■ REQUIRED TASK: The listing below should be printed exactly, every line of it. Skip the pictures.

■ AVAILABLE RECORDS:
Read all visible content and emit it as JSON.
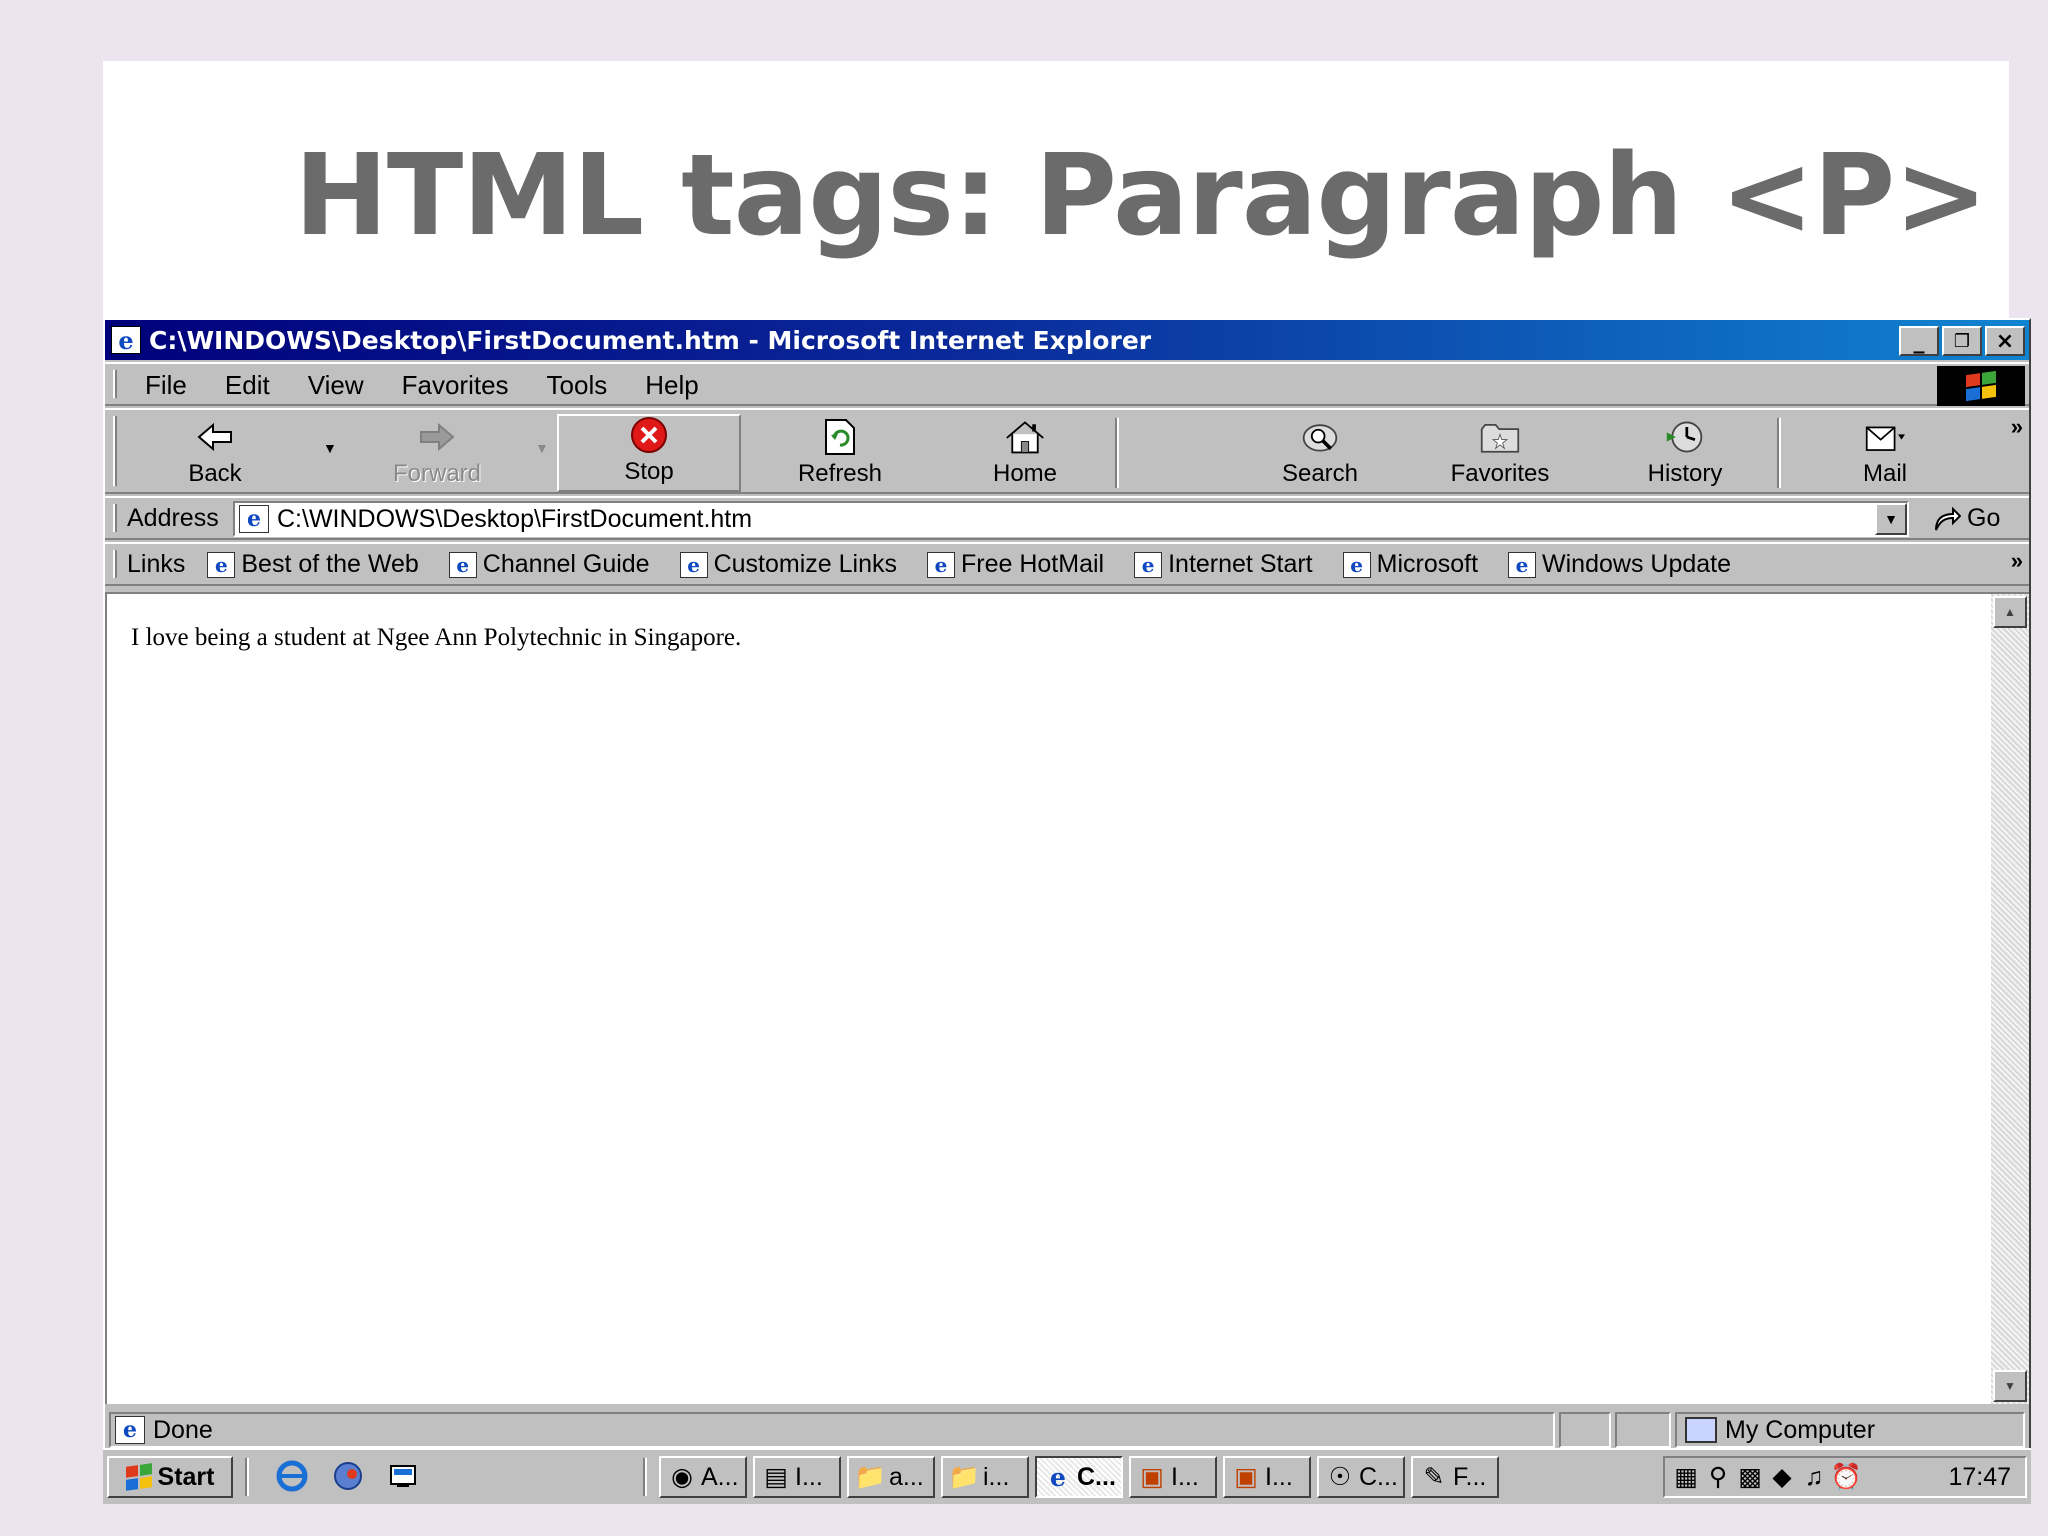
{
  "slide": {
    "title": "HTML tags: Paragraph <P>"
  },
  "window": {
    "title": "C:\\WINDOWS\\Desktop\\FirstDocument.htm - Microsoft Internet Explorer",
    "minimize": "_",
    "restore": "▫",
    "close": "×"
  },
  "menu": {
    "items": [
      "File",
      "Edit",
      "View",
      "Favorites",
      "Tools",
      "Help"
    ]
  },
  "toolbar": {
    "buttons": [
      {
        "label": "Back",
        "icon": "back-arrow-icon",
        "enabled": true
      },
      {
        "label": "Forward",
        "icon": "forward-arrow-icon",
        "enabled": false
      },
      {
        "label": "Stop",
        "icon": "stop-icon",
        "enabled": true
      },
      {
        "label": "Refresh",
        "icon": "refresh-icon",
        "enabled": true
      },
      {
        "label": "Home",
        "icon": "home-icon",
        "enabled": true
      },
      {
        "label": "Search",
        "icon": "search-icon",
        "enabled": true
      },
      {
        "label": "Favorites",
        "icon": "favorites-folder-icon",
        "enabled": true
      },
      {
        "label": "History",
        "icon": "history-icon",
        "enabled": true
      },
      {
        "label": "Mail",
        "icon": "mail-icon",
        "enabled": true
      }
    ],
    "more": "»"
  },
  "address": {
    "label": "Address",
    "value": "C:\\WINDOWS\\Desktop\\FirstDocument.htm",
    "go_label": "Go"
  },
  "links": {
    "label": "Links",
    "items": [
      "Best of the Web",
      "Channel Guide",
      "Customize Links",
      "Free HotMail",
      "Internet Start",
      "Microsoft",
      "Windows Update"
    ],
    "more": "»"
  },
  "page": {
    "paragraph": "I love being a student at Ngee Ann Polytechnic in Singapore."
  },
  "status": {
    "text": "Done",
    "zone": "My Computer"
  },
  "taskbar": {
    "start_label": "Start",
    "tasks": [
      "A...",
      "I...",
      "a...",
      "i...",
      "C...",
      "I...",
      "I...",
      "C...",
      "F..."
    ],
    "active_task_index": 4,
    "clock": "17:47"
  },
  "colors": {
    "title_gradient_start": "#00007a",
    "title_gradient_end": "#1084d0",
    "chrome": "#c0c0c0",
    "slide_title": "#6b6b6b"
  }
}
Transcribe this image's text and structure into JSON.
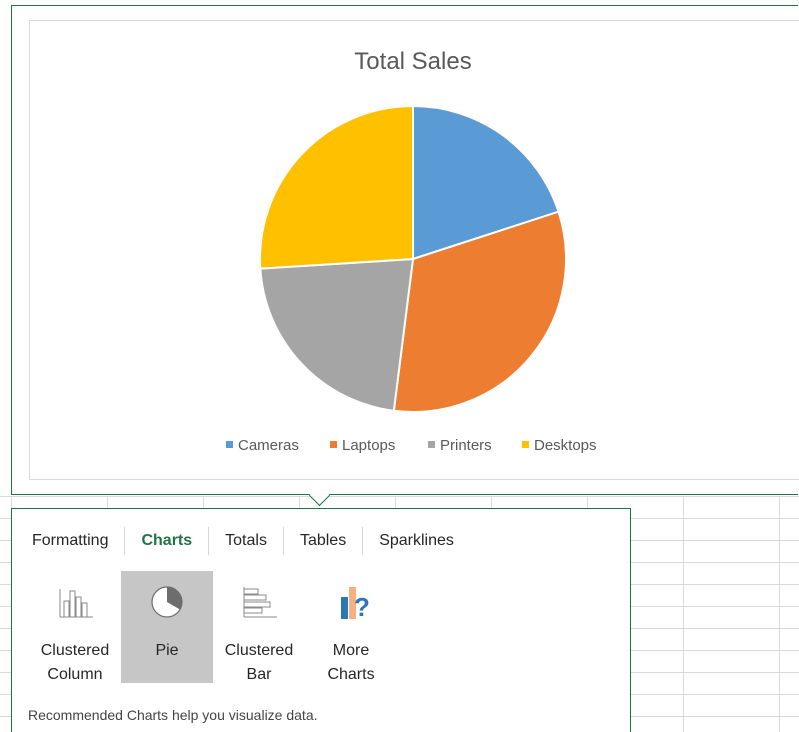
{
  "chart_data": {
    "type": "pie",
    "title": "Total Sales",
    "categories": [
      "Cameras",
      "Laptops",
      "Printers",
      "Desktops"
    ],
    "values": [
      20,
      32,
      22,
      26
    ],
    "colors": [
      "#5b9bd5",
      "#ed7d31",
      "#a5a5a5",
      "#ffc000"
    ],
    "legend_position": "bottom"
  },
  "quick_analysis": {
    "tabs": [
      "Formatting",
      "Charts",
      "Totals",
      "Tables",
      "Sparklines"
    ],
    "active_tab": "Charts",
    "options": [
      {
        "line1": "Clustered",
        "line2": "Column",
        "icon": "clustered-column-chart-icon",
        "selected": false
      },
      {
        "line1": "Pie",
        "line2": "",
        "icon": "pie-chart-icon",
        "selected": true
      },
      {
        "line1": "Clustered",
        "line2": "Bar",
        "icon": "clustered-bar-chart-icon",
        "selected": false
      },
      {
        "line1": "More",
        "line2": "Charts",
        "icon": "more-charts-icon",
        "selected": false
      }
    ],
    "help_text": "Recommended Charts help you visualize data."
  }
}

■ RESPONSE BELOW:
Read all visible content and emit it as JSON.
{
  "slide": {
    "title": "HTML tags: Paragraph <P>"
  },
  "window": {
    "title": "C:\\WINDOWS\\Desktop\\FirstDocument.htm - Microsoft Internet Explorer",
    "minimize": "_",
    "restore": "▫",
    "close": "×"
  },
  "menu": {
    "items": [
      "File",
      "Edit",
      "View",
      "Favorites",
      "Tools",
      "Help"
    ]
  },
  "toolbar": {
    "buttons": [
      {
        "label": "Back",
        "icon": "back-arrow-icon",
        "enabled": true
      },
      {
        "label": "Forward",
        "icon": "forward-arrow-icon",
        "enabled": false
      },
      {
        "label": "Stop",
        "icon": "stop-icon",
        "enabled": true
      },
      {
        "label": "Refresh",
        "icon": "refresh-icon",
        "enabled": true
      },
      {
        "label": "Home",
        "icon": "home-icon",
        "enabled": true
      },
      {
        "label": "Search",
        "icon": "search-icon",
        "enabled": true
      },
      {
        "label": "Favorites",
        "icon": "favorites-folder-icon",
        "enabled": true
      },
      {
        "label": "History",
        "icon": "history-icon",
        "enabled": true
      },
      {
        "label": "Mail",
        "icon": "mail-icon",
        "enabled": true
      }
    ],
    "more": "»"
  },
  "address": {
    "label": "Address",
    "value": "C:\\WINDOWS\\Desktop\\FirstDocument.htm",
    "go_label": "Go"
  },
  "links": {
    "label": "Links",
    "items": [
      "Best of the Web",
      "Channel Guide",
      "Customize Links",
      "Free HotMail",
      "Internet Start",
      "Microsoft",
      "Windows Update"
    ],
    "more": "»"
  },
  "page": {
    "paragraph": "I love being a student at Ngee Ann Polytechnic in Singapore."
  },
  "status": {
    "text": "Done",
    "zone": "My Computer"
  },
  "taskbar": {
    "start_label": "Start",
    "tasks": [
      "A...",
      "I...",
      "a...",
      "i...",
      "C...",
      "I...",
      "I...",
      "C...",
      "F..."
    ],
    "active_task_index": 4,
    "clock": "17:47"
  },
  "colors": {
    "title_gradient_start": "#00007a",
    "title_gradient_end": "#1084d0",
    "chrome": "#c0c0c0",
    "slide_title": "#6b6b6b"
  }
}
Transcribe this image's text and structure into JSON.
{
  "chart_data": {
    "type": "pie",
    "title": "Total Sales",
    "categories": [
      "Cameras",
      "Laptops",
      "Printers",
      "Desktops"
    ],
    "values": [
      20,
      32,
      22,
      26
    ],
    "colors": [
      "#5b9bd5",
      "#ed7d31",
      "#a5a5a5",
      "#ffc000"
    ],
    "legend_position": "bottom"
  },
  "quick_analysis": {
    "tabs": [
      "Formatting",
      "Charts",
      "Totals",
      "Tables",
      "Sparklines"
    ],
    "active_tab": "Charts",
    "options": [
      {
        "line1": "Clustered",
        "line2": "Column",
        "icon": "clustered-column-chart-icon",
        "selected": false
      },
      {
        "line1": "Pie",
        "line2": "",
        "icon": "pie-chart-icon",
        "selected": true
      },
      {
        "line1": "Clustered",
        "line2": "Bar",
        "icon": "clustered-bar-chart-icon",
        "selected": false
      },
      {
        "line1": "More",
        "line2": "Charts",
        "icon": "more-charts-icon",
        "selected": false
      }
    ],
    "help_text": "Recommended Charts help you visualize data."
  }
}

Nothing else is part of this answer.